*Problem statement*: Select every line containing the word "title" from the material, and copy those lines.
□ □ □
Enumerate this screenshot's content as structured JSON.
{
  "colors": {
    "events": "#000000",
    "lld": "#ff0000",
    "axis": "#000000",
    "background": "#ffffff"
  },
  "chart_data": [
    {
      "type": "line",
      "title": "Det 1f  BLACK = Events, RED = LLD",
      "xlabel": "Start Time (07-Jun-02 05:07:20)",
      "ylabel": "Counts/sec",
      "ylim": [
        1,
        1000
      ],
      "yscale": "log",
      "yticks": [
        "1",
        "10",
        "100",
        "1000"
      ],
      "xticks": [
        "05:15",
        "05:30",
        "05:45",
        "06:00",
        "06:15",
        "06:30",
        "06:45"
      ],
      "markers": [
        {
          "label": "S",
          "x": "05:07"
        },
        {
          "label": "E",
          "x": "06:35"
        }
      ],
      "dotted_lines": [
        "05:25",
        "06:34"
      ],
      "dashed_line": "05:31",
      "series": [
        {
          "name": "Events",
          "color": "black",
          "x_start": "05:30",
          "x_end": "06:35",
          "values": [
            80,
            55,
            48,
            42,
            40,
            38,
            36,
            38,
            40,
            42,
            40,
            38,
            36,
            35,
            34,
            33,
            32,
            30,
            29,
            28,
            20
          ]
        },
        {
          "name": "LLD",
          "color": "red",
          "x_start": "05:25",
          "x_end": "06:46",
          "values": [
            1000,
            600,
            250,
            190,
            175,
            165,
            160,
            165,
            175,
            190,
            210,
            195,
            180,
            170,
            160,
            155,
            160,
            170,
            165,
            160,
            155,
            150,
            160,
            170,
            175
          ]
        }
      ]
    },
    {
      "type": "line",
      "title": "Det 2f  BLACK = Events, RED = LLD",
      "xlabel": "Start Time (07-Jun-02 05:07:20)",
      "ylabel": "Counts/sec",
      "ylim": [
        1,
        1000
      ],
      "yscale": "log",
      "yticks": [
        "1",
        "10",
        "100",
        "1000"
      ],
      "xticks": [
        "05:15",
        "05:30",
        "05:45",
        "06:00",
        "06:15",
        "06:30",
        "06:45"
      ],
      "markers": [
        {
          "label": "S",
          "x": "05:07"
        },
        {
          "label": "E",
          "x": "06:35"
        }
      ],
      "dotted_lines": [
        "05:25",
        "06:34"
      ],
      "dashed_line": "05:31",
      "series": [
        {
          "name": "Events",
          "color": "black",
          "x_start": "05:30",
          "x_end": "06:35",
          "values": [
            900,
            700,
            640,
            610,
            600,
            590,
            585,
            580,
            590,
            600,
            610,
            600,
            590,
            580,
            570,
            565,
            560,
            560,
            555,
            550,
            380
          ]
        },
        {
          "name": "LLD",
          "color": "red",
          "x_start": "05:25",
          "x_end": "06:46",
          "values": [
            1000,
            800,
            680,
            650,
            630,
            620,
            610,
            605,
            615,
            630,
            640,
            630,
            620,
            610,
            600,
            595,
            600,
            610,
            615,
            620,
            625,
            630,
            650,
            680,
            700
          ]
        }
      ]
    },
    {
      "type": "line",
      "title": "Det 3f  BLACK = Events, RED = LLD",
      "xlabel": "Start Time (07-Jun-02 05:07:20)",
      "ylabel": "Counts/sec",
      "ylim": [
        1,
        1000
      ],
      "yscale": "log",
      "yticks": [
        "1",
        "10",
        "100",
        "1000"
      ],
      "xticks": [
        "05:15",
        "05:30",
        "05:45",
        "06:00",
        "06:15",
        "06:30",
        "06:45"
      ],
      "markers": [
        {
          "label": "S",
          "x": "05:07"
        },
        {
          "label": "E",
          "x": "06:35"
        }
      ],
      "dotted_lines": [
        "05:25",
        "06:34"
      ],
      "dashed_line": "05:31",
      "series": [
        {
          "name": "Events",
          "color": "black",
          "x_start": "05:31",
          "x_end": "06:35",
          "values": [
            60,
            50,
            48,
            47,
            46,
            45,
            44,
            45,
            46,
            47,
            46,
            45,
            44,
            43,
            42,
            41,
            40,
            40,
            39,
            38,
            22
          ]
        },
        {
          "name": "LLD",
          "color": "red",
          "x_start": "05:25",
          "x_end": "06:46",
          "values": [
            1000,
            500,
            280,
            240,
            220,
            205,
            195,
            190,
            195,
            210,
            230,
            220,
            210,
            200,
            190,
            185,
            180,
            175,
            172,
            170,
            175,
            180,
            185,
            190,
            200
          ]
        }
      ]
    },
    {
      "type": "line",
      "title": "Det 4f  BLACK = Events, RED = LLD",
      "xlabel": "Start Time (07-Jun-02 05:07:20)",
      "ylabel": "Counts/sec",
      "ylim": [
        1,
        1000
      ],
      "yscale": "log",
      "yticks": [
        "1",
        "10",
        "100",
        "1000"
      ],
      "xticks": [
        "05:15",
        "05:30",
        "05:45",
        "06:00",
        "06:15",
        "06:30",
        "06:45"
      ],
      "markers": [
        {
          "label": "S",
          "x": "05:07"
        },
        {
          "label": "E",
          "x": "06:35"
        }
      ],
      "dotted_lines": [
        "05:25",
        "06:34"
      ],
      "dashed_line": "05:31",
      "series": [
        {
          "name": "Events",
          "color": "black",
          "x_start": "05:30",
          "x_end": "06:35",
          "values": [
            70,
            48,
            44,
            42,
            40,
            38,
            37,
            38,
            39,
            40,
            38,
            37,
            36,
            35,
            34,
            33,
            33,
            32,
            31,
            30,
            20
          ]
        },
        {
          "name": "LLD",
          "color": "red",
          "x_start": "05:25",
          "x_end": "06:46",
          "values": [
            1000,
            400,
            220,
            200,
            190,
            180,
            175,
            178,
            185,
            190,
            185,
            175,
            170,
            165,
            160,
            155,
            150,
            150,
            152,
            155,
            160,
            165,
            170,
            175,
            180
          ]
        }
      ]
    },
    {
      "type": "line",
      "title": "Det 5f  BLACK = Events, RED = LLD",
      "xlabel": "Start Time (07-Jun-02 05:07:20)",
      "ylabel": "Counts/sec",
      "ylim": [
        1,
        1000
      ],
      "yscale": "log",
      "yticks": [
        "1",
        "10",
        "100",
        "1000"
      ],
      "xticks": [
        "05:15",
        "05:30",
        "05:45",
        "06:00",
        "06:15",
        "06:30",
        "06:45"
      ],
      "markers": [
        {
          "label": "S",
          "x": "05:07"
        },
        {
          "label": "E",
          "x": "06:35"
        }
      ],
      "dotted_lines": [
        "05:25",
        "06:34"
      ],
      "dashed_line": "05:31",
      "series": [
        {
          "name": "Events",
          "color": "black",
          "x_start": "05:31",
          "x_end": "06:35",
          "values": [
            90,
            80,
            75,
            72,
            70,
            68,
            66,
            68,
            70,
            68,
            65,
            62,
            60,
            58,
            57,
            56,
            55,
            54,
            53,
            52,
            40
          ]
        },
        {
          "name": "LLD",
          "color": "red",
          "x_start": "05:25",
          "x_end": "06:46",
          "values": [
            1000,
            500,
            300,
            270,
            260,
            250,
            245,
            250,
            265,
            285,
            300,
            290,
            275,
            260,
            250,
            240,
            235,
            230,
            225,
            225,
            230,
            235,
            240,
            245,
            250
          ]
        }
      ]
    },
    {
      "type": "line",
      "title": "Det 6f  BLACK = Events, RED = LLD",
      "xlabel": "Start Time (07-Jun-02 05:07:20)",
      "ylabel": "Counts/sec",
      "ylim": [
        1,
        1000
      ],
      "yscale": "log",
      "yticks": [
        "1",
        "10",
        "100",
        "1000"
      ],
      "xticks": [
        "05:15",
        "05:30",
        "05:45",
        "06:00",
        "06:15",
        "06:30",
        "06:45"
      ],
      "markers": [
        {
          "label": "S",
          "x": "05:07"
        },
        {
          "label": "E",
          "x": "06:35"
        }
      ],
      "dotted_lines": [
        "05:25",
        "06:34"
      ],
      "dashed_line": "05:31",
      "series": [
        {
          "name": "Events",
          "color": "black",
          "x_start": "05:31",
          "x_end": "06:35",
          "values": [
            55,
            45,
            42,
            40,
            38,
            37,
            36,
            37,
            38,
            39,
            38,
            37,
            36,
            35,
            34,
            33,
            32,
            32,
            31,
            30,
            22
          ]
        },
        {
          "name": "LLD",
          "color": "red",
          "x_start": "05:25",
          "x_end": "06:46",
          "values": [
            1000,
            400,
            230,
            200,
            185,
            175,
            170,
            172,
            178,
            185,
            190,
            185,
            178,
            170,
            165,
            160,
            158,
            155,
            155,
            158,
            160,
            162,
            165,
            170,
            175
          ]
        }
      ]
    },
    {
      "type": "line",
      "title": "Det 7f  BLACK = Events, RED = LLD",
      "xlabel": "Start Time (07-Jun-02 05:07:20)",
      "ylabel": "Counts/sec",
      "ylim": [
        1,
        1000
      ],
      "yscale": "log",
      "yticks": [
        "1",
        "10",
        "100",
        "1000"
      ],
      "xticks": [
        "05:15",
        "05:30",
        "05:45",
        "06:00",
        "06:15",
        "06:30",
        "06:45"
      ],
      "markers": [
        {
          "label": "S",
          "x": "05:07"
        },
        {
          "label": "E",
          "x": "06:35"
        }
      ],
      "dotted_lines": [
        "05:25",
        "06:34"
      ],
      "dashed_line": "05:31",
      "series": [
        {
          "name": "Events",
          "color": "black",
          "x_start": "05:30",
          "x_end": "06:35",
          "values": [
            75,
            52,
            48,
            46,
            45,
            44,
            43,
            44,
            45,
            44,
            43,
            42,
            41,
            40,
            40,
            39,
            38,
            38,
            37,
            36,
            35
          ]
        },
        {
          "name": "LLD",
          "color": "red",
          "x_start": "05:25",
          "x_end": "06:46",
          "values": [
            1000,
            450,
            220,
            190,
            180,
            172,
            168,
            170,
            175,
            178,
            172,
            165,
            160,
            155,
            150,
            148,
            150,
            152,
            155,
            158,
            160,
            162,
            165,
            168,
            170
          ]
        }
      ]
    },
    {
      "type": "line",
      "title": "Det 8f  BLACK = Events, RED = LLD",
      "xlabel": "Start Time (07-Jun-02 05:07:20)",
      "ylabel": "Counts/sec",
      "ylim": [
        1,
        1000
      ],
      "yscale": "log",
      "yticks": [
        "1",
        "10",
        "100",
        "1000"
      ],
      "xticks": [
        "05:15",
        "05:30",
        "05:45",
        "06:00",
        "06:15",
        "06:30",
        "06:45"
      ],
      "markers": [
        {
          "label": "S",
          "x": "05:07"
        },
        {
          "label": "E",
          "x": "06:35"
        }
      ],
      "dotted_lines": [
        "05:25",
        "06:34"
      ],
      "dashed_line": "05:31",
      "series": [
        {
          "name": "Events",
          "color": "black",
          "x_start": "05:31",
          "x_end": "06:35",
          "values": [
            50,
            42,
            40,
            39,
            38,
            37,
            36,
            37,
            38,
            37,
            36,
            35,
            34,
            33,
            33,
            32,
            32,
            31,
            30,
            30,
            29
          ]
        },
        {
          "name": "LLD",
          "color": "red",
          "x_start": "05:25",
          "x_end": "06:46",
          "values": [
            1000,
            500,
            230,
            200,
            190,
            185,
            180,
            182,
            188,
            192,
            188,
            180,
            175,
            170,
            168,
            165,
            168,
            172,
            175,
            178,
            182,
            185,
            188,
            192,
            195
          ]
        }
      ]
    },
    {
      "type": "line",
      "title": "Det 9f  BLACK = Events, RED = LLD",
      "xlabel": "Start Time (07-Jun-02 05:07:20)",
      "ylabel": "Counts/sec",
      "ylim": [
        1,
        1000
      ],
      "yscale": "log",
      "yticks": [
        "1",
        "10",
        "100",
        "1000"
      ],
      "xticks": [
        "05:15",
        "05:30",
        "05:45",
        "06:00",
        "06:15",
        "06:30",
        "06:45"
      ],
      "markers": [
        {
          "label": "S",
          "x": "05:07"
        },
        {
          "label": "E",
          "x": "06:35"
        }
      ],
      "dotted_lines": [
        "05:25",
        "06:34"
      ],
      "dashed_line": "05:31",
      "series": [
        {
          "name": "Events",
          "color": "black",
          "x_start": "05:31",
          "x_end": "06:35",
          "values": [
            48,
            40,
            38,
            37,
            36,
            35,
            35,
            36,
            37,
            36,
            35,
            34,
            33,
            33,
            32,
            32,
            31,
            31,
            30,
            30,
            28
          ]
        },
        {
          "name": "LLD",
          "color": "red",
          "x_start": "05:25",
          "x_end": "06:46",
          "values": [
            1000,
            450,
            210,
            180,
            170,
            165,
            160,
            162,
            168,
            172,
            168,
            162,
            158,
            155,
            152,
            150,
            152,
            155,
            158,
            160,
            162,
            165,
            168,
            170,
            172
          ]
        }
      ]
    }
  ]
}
□ □ □
*Solved exercise*:
      "title": "Det 1f  BLACK = Events, RED = LLD",
      "title": "Det 2f  BLACK = Events, RED = LLD",
      "title": "Det 3f  BLACK = Events, RED = LLD",
      "title": "Det 4f  BLACK = Events, RED = LLD",
      "title": "Det 5f  BLACK = Events, RED = LLD",
      "title": "Det 6f  BLACK = Events, RED = LLD",
      "title": "Det 7f  BLACK = Events, RED = LLD",
      "title": "Det 8f  BLACK = Events, RED = LLD",
      "title": "Det 9f  BLACK = Events, RED = LLD",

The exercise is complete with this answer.